A block of data:

______

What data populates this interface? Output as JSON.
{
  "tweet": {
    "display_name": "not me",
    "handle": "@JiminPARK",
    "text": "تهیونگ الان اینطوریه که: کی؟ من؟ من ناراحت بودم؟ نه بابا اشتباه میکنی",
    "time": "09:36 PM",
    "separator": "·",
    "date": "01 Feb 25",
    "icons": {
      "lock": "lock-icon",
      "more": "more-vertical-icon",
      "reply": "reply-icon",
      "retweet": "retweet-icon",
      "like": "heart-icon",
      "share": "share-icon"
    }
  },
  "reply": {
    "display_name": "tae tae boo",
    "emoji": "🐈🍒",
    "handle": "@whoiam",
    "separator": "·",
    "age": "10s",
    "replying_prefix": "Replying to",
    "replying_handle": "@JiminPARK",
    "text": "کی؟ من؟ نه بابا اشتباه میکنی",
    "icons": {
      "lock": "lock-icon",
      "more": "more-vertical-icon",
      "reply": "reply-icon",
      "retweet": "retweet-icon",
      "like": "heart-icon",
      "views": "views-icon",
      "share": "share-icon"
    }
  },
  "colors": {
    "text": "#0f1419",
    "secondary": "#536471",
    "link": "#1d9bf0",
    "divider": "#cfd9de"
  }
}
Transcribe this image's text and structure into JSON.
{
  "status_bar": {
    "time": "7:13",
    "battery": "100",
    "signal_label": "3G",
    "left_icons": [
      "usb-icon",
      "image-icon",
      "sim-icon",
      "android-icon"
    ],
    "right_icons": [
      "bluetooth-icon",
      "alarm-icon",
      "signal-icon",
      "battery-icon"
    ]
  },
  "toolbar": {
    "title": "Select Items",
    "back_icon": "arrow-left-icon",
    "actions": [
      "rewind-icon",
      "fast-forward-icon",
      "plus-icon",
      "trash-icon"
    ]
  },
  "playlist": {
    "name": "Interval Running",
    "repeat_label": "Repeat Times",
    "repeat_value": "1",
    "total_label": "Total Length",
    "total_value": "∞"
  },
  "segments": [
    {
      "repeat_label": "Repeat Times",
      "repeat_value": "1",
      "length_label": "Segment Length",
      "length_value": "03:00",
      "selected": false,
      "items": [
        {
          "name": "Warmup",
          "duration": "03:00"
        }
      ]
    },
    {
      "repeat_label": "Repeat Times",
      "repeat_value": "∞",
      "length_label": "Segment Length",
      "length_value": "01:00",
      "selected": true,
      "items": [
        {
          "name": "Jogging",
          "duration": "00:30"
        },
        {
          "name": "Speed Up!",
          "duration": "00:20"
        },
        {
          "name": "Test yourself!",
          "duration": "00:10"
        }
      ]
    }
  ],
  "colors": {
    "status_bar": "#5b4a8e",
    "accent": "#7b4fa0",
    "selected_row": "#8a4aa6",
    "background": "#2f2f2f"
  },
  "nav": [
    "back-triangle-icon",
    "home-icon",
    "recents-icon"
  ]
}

______

Exercise brief:
Show every line above in which the word "image" occurs.

Full solution:
Transcribe this image's text and structure into JSON.
      "image-icon",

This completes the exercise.